*Description of the task*:
Print the entries verbatim, leaving out the images they contain.

>> Begin Working data

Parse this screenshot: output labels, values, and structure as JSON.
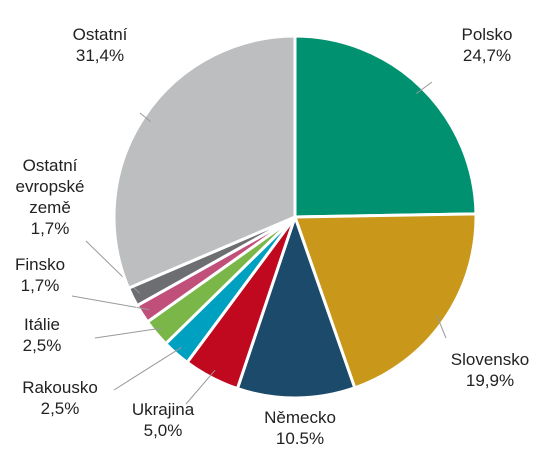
{
  "chart_data": {
    "type": "pie",
    "categories": [
      "Polsko",
      "Slovensko",
      "Německo",
      "Ukrajina",
      "Rakousko",
      "Itálie",
      "Finsko",
      "Ostatní evropské země",
      "Ostatní"
    ],
    "values": [
      24.7,
      19.9,
      10.5,
      5.0,
      2.5,
      2.5,
      1.7,
      1.7,
      31.4
    ],
    "value_labels": [
      "24,7%",
      "19,9%",
      "10.5%",
      "5,0%",
      "2,5%",
      "2,5%",
      "1,7%",
      "1,7%",
      "31,4%"
    ],
    "colors": [
      "#009270",
      "#c9981a",
      "#1b4a6b",
      "#c0081f",
      "#00a0c0",
      "#7ab648",
      "#c0507a",
      "#6d6e71",
      "#bcbec0"
    ]
  }
}
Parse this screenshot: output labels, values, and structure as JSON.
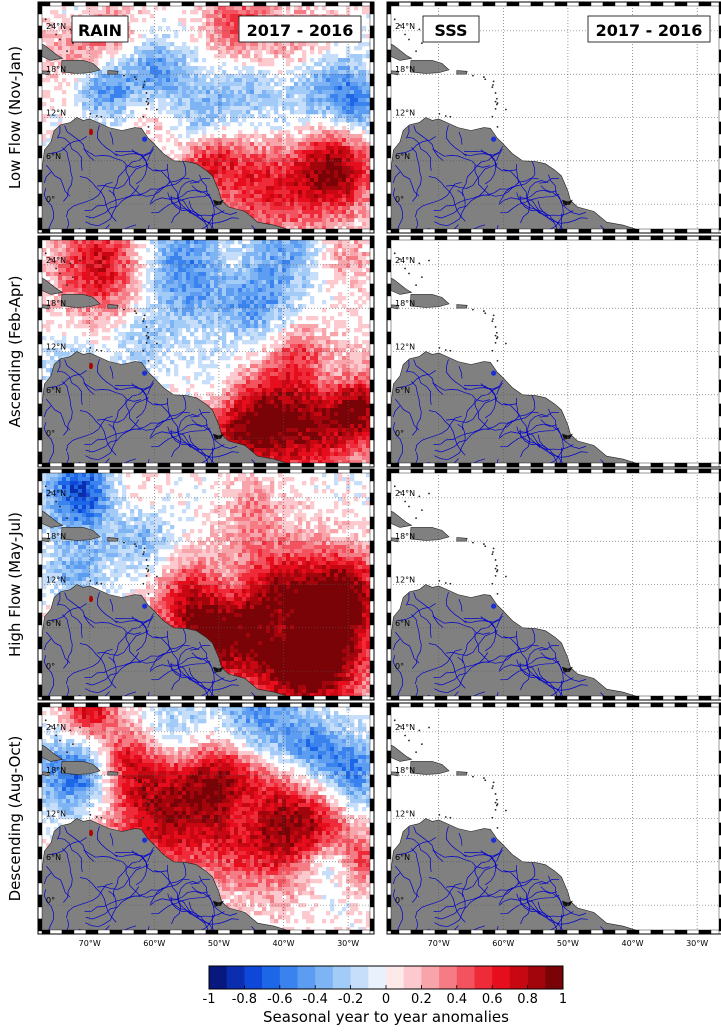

>> End Working data

*Task solution*:
Parse this screenshot: output labels, values, and structure as JSON.
{
  "chart_data": {
    "type": "pie",
    "categories": [
      "Polsko",
      "Slovensko",
      "Německo",
      "Ukrajina",
      "Rakousko",
      "Itálie",
      "Finsko",
      "Ostatní evropské země",
      "Ostatní"
    ],
    "values": [
      24.7,
      19.9,
      10.5,
      5.0,
      2.5,
      2.5,
      1.7,
      1.7,
      31.4
    ],
    "value_labels": [
      "24,7%",
      "19,9%",
      "10.5%",
      "5,0%",
      "2,5%",
      "2,5%",
      "1,7%",
      "1,7%",
      "31,4%"
    ],
    "colors": [
      "#009270",
      "#c9981a",
      "#1b4a6b",
      "#c0081f",
      "#00a0c0",
      "#7ab648",
      "#c0507a",
      "#6d6e71",
      "#bcbec0"
    ]
  }
}
Parse this screenshot: output labels, values, and structure as JSON.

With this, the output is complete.